------ Provided records

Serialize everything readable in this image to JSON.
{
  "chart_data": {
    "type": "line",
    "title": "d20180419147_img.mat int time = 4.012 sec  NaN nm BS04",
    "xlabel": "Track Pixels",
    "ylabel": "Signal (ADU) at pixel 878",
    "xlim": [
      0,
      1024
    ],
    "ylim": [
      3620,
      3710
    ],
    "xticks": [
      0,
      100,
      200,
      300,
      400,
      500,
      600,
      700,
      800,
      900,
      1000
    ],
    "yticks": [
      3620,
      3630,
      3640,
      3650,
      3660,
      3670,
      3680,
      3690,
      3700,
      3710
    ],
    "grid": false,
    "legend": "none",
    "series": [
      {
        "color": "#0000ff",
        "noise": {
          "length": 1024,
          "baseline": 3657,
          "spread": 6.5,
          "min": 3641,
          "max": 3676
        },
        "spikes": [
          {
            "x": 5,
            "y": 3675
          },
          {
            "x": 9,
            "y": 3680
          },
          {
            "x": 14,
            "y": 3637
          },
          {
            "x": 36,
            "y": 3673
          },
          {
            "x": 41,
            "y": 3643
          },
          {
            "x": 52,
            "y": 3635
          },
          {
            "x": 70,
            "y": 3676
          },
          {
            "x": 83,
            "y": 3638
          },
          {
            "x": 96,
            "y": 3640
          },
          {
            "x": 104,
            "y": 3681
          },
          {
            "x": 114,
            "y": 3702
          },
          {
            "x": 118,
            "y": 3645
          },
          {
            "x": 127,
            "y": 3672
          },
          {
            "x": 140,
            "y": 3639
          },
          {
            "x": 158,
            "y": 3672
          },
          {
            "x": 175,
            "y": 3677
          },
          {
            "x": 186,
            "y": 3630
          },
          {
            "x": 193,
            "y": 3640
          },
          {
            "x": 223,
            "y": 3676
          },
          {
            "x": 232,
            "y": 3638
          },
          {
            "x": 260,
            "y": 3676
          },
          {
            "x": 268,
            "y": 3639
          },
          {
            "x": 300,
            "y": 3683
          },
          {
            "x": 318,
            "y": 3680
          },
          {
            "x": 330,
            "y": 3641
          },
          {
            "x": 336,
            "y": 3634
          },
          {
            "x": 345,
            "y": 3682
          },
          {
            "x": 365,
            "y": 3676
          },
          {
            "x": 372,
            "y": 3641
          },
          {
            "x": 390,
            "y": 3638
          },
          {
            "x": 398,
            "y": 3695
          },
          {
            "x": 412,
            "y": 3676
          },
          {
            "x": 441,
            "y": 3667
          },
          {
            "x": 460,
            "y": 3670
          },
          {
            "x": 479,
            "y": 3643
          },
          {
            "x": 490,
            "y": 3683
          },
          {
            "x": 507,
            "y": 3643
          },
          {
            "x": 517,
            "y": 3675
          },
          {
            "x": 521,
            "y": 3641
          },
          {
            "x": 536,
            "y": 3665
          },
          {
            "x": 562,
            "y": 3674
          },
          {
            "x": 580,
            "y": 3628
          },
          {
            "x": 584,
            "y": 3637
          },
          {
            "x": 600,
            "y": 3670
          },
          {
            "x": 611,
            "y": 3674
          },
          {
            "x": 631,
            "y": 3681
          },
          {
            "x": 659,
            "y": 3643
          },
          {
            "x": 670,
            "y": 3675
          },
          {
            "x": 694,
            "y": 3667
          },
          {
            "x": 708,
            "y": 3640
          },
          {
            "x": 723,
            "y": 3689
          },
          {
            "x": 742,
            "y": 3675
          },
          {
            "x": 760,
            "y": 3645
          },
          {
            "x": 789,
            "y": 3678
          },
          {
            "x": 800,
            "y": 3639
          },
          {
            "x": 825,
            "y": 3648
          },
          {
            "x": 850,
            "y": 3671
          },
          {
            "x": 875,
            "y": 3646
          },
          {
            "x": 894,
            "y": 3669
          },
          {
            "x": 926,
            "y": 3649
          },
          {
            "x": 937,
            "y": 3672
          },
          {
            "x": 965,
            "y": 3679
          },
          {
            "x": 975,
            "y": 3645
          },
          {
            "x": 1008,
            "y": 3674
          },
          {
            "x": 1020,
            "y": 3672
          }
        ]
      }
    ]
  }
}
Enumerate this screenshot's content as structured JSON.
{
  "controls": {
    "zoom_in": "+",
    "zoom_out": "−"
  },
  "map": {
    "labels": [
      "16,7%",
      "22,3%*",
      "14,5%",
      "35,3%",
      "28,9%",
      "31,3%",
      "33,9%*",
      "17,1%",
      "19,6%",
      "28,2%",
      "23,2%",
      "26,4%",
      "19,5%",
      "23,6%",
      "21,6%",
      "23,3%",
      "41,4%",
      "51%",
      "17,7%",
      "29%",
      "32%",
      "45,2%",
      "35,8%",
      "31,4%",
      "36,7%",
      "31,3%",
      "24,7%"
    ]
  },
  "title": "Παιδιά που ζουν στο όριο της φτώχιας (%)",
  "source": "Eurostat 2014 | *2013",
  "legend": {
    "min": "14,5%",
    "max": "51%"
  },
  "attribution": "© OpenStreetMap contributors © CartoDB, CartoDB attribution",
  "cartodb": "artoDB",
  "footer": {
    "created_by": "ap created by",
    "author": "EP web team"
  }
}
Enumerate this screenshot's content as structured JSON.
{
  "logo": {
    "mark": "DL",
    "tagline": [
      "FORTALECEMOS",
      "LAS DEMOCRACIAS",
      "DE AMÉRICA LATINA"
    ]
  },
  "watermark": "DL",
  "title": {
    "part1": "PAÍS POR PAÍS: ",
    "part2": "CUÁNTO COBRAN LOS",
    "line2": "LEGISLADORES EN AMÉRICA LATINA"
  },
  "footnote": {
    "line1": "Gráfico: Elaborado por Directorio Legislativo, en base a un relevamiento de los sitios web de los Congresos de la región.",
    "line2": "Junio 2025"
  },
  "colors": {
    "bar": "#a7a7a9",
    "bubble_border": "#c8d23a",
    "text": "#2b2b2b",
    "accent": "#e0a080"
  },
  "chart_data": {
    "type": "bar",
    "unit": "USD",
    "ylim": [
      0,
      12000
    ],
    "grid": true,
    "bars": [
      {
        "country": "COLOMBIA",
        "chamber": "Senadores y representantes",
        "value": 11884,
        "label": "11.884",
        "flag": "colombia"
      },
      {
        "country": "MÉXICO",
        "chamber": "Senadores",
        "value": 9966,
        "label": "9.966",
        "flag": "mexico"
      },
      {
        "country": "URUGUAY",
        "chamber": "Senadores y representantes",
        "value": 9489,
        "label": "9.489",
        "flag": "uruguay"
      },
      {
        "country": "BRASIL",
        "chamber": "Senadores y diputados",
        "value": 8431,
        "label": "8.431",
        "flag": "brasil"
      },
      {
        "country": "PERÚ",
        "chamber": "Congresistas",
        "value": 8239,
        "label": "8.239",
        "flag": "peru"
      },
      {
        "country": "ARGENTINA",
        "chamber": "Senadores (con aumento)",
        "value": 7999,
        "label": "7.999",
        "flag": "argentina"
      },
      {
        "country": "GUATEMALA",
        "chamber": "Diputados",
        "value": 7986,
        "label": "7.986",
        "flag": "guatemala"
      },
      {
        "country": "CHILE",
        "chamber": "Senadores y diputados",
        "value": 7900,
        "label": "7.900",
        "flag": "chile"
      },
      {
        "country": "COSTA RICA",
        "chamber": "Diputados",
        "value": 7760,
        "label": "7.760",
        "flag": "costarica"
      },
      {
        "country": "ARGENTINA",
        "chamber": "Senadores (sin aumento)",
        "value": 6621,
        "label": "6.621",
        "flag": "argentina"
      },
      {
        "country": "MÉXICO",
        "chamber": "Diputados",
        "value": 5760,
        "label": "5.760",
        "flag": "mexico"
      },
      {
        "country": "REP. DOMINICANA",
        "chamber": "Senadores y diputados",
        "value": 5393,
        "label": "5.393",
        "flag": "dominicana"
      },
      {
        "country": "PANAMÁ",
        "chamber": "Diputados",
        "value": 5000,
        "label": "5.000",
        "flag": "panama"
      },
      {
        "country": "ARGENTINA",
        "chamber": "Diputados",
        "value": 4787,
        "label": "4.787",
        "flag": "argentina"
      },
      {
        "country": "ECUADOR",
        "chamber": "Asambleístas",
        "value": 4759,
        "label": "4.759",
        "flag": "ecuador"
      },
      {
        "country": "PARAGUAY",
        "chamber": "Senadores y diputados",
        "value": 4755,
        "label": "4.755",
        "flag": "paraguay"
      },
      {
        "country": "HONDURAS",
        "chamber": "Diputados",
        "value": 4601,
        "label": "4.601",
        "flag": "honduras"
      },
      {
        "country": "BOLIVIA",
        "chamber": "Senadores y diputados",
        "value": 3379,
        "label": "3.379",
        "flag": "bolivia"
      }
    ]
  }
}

------------

### Exercise objective
Give the count of lines holding the word "AMÉRICA", with no other words.

### Reply
2